**Problem requirements**
Read the records and write them out again exactly.
■ ■ ■ ■
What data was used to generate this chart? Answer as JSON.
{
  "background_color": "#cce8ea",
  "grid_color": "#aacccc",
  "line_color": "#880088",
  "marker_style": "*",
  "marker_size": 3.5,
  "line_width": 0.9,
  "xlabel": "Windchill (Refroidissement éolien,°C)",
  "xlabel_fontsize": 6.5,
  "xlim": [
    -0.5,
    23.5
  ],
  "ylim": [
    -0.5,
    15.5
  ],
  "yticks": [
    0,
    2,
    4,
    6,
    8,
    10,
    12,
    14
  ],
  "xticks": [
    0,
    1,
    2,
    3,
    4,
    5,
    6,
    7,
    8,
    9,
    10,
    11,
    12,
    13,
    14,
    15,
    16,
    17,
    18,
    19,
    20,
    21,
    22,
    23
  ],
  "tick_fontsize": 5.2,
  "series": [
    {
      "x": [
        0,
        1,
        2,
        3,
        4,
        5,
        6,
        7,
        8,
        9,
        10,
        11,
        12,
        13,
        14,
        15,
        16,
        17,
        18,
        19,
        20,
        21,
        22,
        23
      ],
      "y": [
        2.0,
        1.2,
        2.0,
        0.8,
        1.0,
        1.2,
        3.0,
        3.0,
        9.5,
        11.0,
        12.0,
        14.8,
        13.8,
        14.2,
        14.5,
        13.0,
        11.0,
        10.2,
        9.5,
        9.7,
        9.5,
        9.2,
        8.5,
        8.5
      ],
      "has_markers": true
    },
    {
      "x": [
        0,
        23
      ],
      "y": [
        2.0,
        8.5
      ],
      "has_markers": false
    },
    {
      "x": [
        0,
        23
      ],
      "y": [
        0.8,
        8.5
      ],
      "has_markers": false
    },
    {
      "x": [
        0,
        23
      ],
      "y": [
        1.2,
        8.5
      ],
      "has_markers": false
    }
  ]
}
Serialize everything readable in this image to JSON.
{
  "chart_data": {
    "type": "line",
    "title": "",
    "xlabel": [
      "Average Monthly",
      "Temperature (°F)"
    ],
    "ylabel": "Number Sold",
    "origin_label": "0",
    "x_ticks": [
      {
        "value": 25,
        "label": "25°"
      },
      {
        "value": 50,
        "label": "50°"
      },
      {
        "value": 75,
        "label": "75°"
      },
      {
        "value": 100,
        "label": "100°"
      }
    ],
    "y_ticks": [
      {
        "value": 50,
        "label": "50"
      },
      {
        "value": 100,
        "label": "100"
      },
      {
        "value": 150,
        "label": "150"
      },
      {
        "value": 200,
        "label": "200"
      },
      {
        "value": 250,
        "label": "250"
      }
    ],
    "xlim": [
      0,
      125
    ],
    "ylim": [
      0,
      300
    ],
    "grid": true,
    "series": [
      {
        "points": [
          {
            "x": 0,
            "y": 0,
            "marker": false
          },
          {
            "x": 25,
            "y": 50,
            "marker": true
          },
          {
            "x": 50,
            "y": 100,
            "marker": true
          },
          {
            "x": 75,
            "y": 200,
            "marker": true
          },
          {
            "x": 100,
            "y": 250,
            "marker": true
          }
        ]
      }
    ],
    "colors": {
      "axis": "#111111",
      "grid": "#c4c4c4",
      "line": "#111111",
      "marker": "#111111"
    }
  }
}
■ ■ ■ ■
**Task response**
What data was used to generate this chart? Answer as JSON.
{
  "background_color": "#cce8ea",
  "grid_color": "#aacccc",
  "line_color": "#880088",
  "marker_style": "*",
  "marker_size": 3.5,
  "line_width": 0.9,
  "xlabel": "Windchill (Refroidissement éolien,°C)",
  "xlabel_fontsize": 6.5,
  "xlim": [
    -0.5,
    23.5
  ],
  "ylim": [
    -0.5,
    15.5
  ],
  "yticks": [
    0,
    2,
    4,
    6,
    8,
    10,
    12,
    14
  ],
  "xticks": [
    0,
    1,
    2,
    3,
    4,
    5,
    6,
    7,
    8,
    9,
    10,
    11,
    12,
    13,
    14,
    15,
    16,
    17,
    18,
    19,
    20,
    21,
    22,
    23
  ],
  "tick_fontsize": 5.2,
  "series": [
    {
      "x": [
        0,
        1,
        2,
        3,
        4,
        5,
        6,
        7,
        8,
        9,
        10,
        11,
        12,
        13,
        14,
        15,
        16,
        17,
        18,
        19,
        20,
        21,
        22,
        23
      ],
      "y": [
        2.0,
        1.2,
        2.0,
        0.8,
        1.0,
        1.2,
        3.0,
        3.0,
        9.5,
        11.0,
        12.0,
        14.8,
        13.8,
        14.2,
        14.5,
        13.0,
        11.0,
        10.2,
        9.5,
        9.7,
        9.5,
        9.2,
        8.5,
        8.5
      ],
      "has_markers": true
    },
    {
      "x": [
        0,
        23
      ],
      "y": [
        2.0,
        8.5
      ],
      "has_markers": false
    },
    {
      "x": [
        0,
        23
      ],
      "y": [
        0.8,
        8.5
      ],
      "has_markers": false
    },
    {
      "x": [
        0,
        23
      ],
      "y": [
        1.2,
        8.5
      ],
      "has_markers": false
    }
  ]
}
Serialize everything readable in this image to JSON.
{
  "chart_data": {
    "type": "line",
    "title": "",
    "xlabel": [
      "Average Monthly",
      "Temperature (°F)"
    ],
    "ylabel": "Number Sold",
    "origin_label": "0",
    "x_ticks": [
      {
        "value": 25,
        "label": "25°"
      },
      {
        "value": 50,
        "label": "50°"
      },
      {
        "value": 75,
        "label": "75°"
      },
      {
        "value": 100,
        "label": "100°"
      }
    ],
    "y_ticks": [
      {
        "value": 50,
        "label": "50"
      },
      {
        "value": 100,
        "label": "100"
      },
      {
        "value": 150,
        "label": "150"
      },
      {
        "value": 200,
        "label": "200"
      },
      {
        "value": 250,
        "label": "250"
      }
    ],
    "xlim": [
      0,
      125
    ],
    "ylim": [
      0,
      300
    ],
    "grid": true,
    "series": [
      {
        "points": [
          {
            "x": 0,
            "y": 0,
            "marker": false
          },
          {
            "x": 25,
            "y": 50,
            "marker": true
          },
          {
            "x": 50,
            "y": 100,
            "marker": true
          },
          {
            "x": 75,
            "y": 200,
            "marker": true
          },
          {
            "x": 100,
            "y": 250,
            "marker": true
          }
        ]
      }
    ],
    "colors": {
      "axis": "#111111",
      "grid": "#c4c4c4",
      "line": "#111111",
      "marker": "#111111"
    }
  }
}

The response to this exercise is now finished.